** 課題の説明 **
以下の中空ポリマー粒子の製造方法に関する文章を、三文で要約せよ。

以下、本発明の製造方法について詳述する。
【0054】
本発明の製造方法は、ワンポット、即ち同一反応容器内で、単離操作を必要とすることなく、中空ポリマー粒子を製造するものであり、ラジカル重合性の水溶性単量体(A)とラジカル重合性の非水溶性単量体(B)とを、水性媒体中、水溶性重合開始剤を用いて擬エマルジョンラジカル重合することを特徴とする。
【0055】
前記擬エマルジョン重合に用いる水性媒体としては、水を単独で用いる他、水にメタノール、エタノール、イソプロパノール等の低級アルコール、エチレングリコール、プロピレングリコール、ブタンジオール、ジエチレングリコール、トリエチレングリコール等の多価アルコール、アセトン、メチルエチルケトン等のケトン類、テトラヒドロフラン等のエーテル類を単独、もしくは複数種混合した混合溶媒を挙げることができる。
【0056】
混合溶媒を用いる際の、その配合割合としては、後述する水溶性重合開始剤とラジカル重合性の水溶性単量体(A)が可溶であり、かつ、ラジカル重合性の非水溶性単量体(B)の溶解度が0.5質量%以下の範囲であれば良く、目的に応じて適宜選択することができるが、水溶性重合開始剤による重合開始効率を高く保つために、水の割合を50質量%以上、特に80質量%以上にすることが好ましい。

** データ部分 **
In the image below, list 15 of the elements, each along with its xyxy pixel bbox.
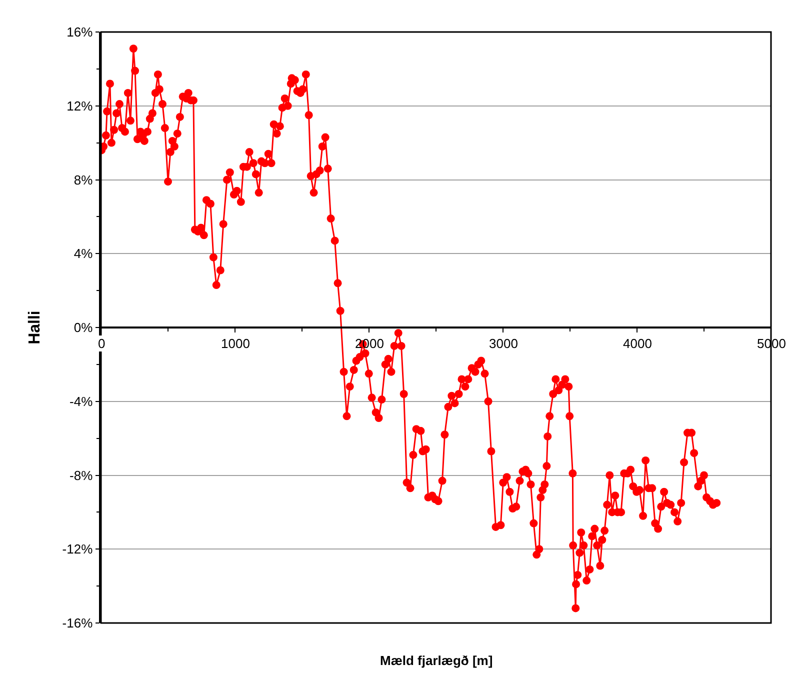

** 演習の解答 **
この製造方法は、同一反応容器内で単離操作を必要とせずに中空ポリマー粒子を製造するものであり、ラジカル重合性の水溶性単量体(A)と非水溶性単量体(B)を、水性媒体中で水溶性重合開始剤を用いて擬エマルジョンラジカル重合することを特徴とする。水性媒体には、水を単独で用いるほか、水に低級アルコール、多価アルコール、ケトン類、エーテル類を単独または複数種混合した混合溶媒を用いることができる。混合溶媒の配合割合は、水溶性重合開始剤と単量体(A)が可溶で、単量体(B)の溶解度が0.5質量%以下であればよいが、重合開始効率を高く保つために、水の割合を50質量%以上、特に80質量%以上にすることが好ましい。